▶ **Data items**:
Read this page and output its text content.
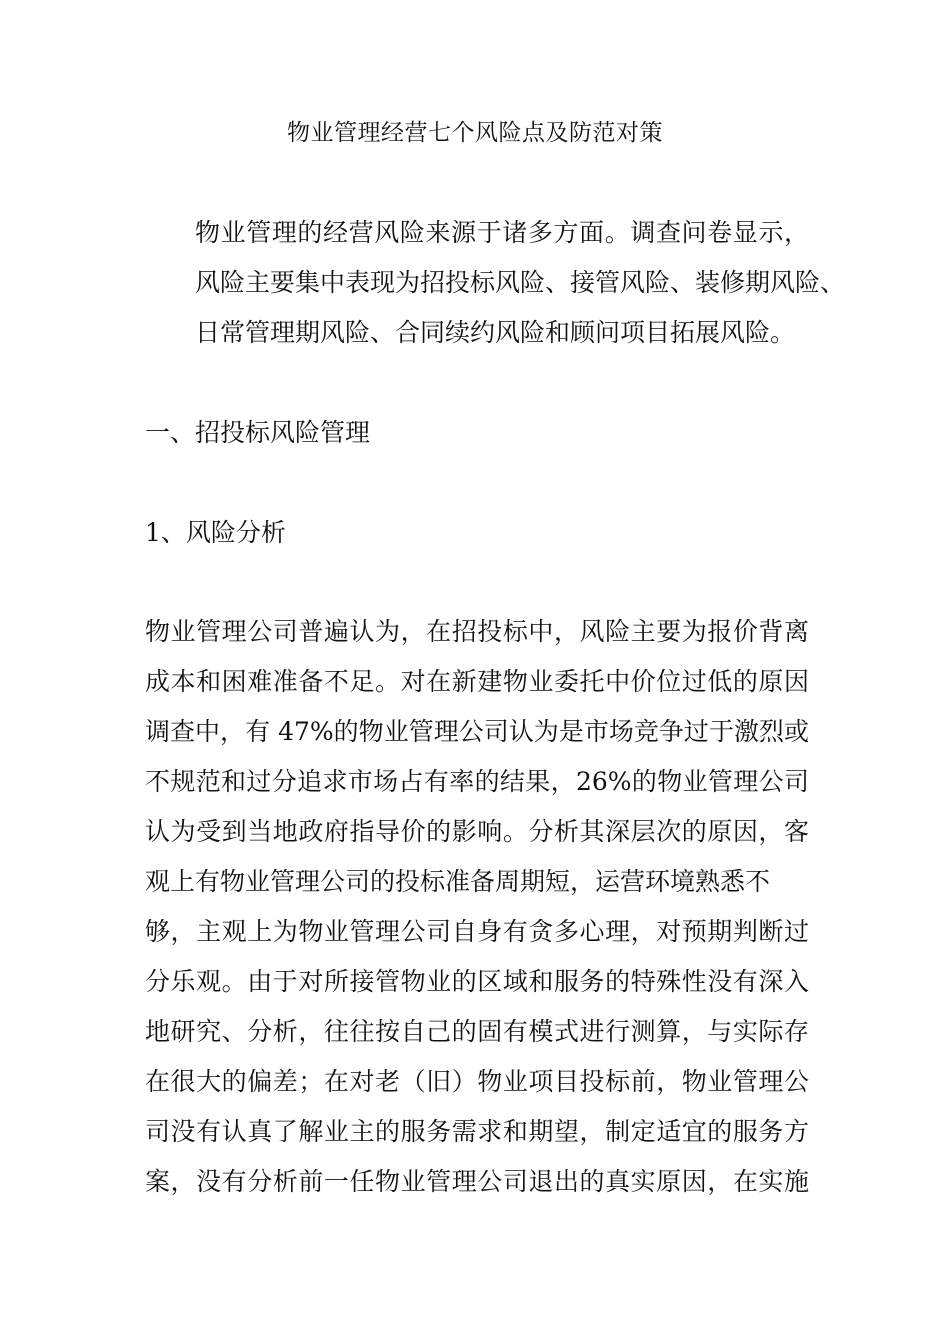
物业管理经营七个风险点及防范对策

物业管理的经营风险来源于诸多方面。调查问卷显示，
风险主要集中表现为招投标风险、接管风险、装修期风险、
日常管理期风险、合同续约风险和顾问项目拓展风险。

一、招投标风险管理
1、风险分析

物业管理公司普遍认为，在招投标中，风险主要为报价背离
成本和困难准备不足。对在新建物业委托中价位过低的原因
调查中，有 47%的物业管理公司认为是市场竞争过于激烈或
不规范和过分追求市场占有率的结果，26%的物业管理公司
认为受到当地政府指导价的影响。分析其深层次的原因，客
观上有物业管理公司的投标准备周期短，运营环境熟悉不
够，主观上为物业管理公司自身有贪多心理，对预期判断过
分乐观。由于对所接管物业的区域和服务的特殊性没有深入
地研究、分析，往往按自己的固有模式进行测算，与实际存
在很大的偏差；在对老（旧）物业项目投标前，物业管理公
司没有认真了解业主的服务需求和期望，制定适宜的服务方
案，没有分析前一任物业管理公司退出的真实原因，在实施
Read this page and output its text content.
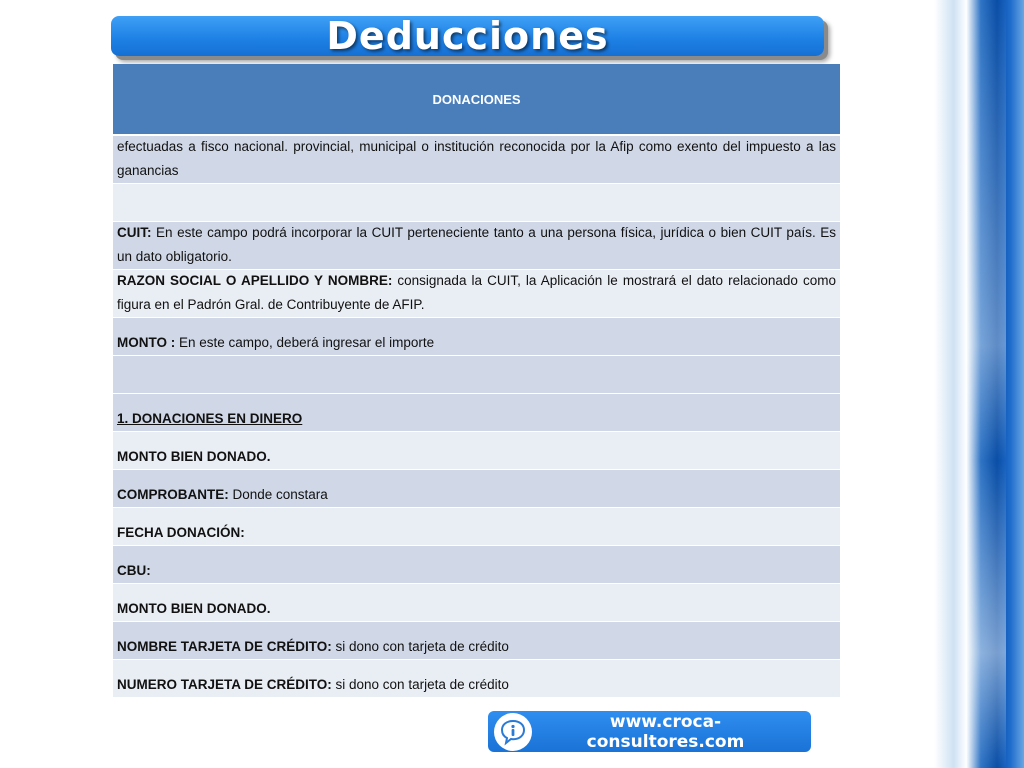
Deducciones
DONACIONES
efectuadas a fisco nacional. provincial, municipal o institución reconocida por la Afip como exento del impuesto a las ganancias
CUIT: En este campo podrá incorporar la CUIT perteneciente tanto a una persona física, jurídica o bien CUIT país. Es un dato obligatorio.
RAZON SOCIAL O APELLIDO Y NOMBRE: consignada la CUIT, la Aplicación le mostrará el dato relacionado como figura en el Padrón Gral. de Contribuyente de AFIP.
MONTO : En este campo, deberá ingresar el importe
1. DONACIONES EN DINERO
MONTO BIEN DONADO.
COMPROBANTE: Donde constara
FECHA DONACIÓN:
CBU:
MONTO BIEN DONADO.
NOMBRE TARJETA DE CRÉDITO: si dono con tarjeta de crédito
NUMERO TARJETA DE CRÉDITO: si dono con tarjeta de crédito
www.croca-consultores.com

▶ **Exercise goal**: State how many lines in the records above contain the word "NOMBRE", giving only the number.

▶ **Result of the exercise**: 2